> _Work order_:
Copy the entries exactly. Leave nothing out and add nothing.

> _Entries supplied_:

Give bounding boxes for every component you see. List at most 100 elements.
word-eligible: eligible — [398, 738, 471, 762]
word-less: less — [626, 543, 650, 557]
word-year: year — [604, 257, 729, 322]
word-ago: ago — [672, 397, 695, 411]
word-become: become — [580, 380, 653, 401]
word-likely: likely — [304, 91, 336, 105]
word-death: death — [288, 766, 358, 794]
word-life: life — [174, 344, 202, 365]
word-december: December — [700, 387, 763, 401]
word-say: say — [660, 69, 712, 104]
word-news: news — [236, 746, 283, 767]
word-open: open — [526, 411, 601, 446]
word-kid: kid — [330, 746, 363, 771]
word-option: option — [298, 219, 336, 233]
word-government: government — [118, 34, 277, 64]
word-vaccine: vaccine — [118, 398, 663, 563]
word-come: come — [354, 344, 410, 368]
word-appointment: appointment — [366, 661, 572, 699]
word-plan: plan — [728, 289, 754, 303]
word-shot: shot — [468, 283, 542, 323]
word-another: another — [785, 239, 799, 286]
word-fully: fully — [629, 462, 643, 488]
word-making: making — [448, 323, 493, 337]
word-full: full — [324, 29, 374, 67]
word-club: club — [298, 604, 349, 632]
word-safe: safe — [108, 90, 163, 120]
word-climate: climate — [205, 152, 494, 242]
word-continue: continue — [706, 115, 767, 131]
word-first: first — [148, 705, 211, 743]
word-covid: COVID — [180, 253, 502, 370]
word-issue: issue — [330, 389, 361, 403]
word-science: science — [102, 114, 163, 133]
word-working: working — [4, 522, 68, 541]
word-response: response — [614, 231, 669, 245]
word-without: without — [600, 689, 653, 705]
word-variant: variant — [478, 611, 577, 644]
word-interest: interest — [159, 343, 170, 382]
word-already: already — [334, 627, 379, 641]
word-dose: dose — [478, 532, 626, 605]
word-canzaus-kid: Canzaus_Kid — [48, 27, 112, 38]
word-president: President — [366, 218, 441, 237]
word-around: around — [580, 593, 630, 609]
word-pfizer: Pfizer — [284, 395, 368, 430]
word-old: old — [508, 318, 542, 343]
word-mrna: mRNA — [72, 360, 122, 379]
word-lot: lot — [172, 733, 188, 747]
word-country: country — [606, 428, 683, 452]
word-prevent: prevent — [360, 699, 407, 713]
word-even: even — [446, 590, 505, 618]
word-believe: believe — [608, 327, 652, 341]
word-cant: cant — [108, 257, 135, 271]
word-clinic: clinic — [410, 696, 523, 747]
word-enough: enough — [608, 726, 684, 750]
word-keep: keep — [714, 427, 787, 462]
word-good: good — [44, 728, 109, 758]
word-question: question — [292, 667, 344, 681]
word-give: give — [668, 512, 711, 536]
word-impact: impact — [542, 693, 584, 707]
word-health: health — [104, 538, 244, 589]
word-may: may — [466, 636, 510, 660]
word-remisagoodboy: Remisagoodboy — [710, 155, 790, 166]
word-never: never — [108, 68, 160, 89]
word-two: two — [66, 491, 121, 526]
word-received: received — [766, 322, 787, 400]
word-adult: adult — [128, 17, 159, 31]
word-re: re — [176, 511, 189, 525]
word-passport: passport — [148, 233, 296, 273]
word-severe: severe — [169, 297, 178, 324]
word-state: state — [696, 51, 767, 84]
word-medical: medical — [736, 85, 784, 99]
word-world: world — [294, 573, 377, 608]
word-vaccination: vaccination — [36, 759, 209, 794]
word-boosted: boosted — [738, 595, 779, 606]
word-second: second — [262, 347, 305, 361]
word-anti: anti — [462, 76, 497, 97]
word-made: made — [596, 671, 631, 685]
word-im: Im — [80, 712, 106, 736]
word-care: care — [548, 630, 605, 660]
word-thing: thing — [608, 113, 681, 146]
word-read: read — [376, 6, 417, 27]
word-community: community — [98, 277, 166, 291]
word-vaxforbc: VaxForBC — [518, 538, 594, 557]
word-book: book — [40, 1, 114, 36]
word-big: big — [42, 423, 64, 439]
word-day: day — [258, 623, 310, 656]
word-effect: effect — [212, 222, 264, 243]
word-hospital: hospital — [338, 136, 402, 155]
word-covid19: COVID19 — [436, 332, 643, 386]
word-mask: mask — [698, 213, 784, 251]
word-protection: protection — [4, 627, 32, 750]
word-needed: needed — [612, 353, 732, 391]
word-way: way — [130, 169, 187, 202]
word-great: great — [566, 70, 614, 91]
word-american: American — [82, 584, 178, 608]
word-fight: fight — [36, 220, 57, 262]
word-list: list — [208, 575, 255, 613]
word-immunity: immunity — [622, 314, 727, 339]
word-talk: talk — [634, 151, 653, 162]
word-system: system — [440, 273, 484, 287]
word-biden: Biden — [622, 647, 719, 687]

> _Result of this exercise_:
Give bounding boxes for every component you see. List at most 100 elements.
word-eligible: eligible — [398, 738, 471, 762]
word-less: less — [626, 543, 650, 557]
word-year: year — [604, 257, 729, 322]
word-ago: ago — [672, 397, 695, 411]
word-become: become — [580, 380, 653, 401]
word-likely: likely — [304, 91, 336, 105]
word-death: death — [288, 766, 358, 794]
word-life: life — [174, 344, 202, 365]
word-december: December — [700, 387, 763, 401]
word-say: say — [660, 69, 712, 104]
word-news: news — [236, 746, 283, 767]
word-open: open — [526, 411, 601, 446]
word-kid: kid — [330, 746, 363, 771]
word-option: option — [298, 219, 336, 233]
word-government: government — [118, 34, 277, 64]
word-vaccine: vaccine — [118, 398, 663, 563]
word-come: come — [354, 344, 410, 368]
word-appointment: appointment — [366, 661, 572, 699]
word-plan: plan — [728, 289, 754, 303]
word-shot: shot — [468, 283, 542, 323]
word-another: another — [785, 239, 799, 286]
word-fully: fully — [629, 462, 643, 488]
word-making: making — [448, 323, 493, 337]
word-full: full — [324, 29, 374, 67]
word-club: club — [298, 604, 349, 632]
word-safe: safe — [108, 90, 163, 120]
word-climate: climate — [205, 152, 494, 242]
word-continue: continue — [706, 115, 767, 131]
word-first: first — [148, 705, 211, 743]
word-covid: COVID — [180, 253, 502, 370]
word-issue: issue — [330, 389, 361, 403]
word-science: science — [102, 114, 163, 133]
word-working: working — [4, 522, 68, 541]
word-response: response — [614, 231, 669, 245]
word-without: without — [600, 689, 653, 705]
word-variant: variant — [478, 611, 577, 644]
word-interest: interest — [159, 343, 170, 382]
word-already: already — [334, 627, 379, 641]
word-dose: dose — [478, 532, 626, 605]
word-canzaus-kid: Canzaus_Kid — [48, 27, 112, 38]
word-president: President — [366, 218, 441, 237]
word-around: around — [580, 593, 630, 609]
word-pfizer: Pfizer — [284, 395, 368, 430]
word-old: old — [508, 318, 542, 343]
word-mrna: mRNA — [72, 360, 122, 379]
word-lot: lot — [172, 733, 188, 747]
word-country: country — [606, 428, 683, 452]
word-prevent: prevent — [360, 699, 407, 713]
word-even: even — [446, 590, 505, 618]
word-believe: believe — [608, 327, 652, 341]
word-cant: cant — [108, 257, 135, 271]
word-clinic: clinic — [410, 696, 523, 747]
word-enough: enough — [608, 726, 684, 750]
word-keep: keep — [714, 427, 787, 462]
word-good: good — [44, 728, 109, 758]
word-question: question — [292, 667, 344, 681]
word-give: give — [668, 512, 711, 536]
word-impact: impact — [542, 693, 584, 707]
word-health: health — [104, 538, 244, 589]
word-may: may — [466, 636, 510, 660]
word-remisagoodboy: Remisagoodboy — [710, 155, 790, 166]
word-never: never — [108, 68, 160, 89]
word-two: two — [66, 491, 121, 526]
word-received: received — [766, 322, 787, 400]
word-adult: adult — [128, 17, 159, 31]
word-re: re — [176, 511, 189, 525]
word-passport: passport — [148, 233, 296, 273]
word-severe: severe — [169, 297, 178, 324]
word-state: state — [696, 51, 767, 84]
word-medical: medical — [736, 85, 784, 99]
word-world: world — [294, 573, 377, 608]
word-vaccination: vaccination — [36, 759, 209, 794]
word-boosted: boosted — [738, 595, 779, 606]
word-second: second — [262, 347, 305, 361]
word-anti: anti — [462, 76, 497, 97]
word-made: made — [596, 671, 631, 685]
word-im: Im — [80, 712, 106, 736]
word-care: care — [548, 630, 605, 660]
word-thing: thing — [608, 113, 681, 146]
word-read: read — [376, 6, 417, 27]
word-community: community — [98, 277, 166, 291]
word-vaxforbc: VaxForBC — [518, 538, 594, 557]
word-book: book — [40, 1, 114, 36]
word-big: big — [42, 423, 64, 439]
word-day: day — [258, 623, 310, 656]
word-effect: effect — [212, 222, 264, 243]
word-hospital: hospital — [338, 136, 402, 155]
word-covid19: COVID19 — [436, 332, 643, 386]
word-mask: mask — [698, 213, 784, 251]
word-protection: protection — [4, 627, 32, 750]
word-needed: needed — [612, 353, 732, 391]
word-way: way — [130, 169, 187, 202]
word-great: great — [566, 70, 614, 91]
word-american: American — [82, 584, 178, 608]
word-fight: fight — [36, 220, 57, 262]
word-list: list — [208, 575, 255, 613]
word-immunity: immunity — [622, 314, 727, 339]
word-talk: talk — [634, 151, 653, 162]
word-system: system — [440, 273, 484, 287]
word-biden: Biden — [622, 647, 719, 687]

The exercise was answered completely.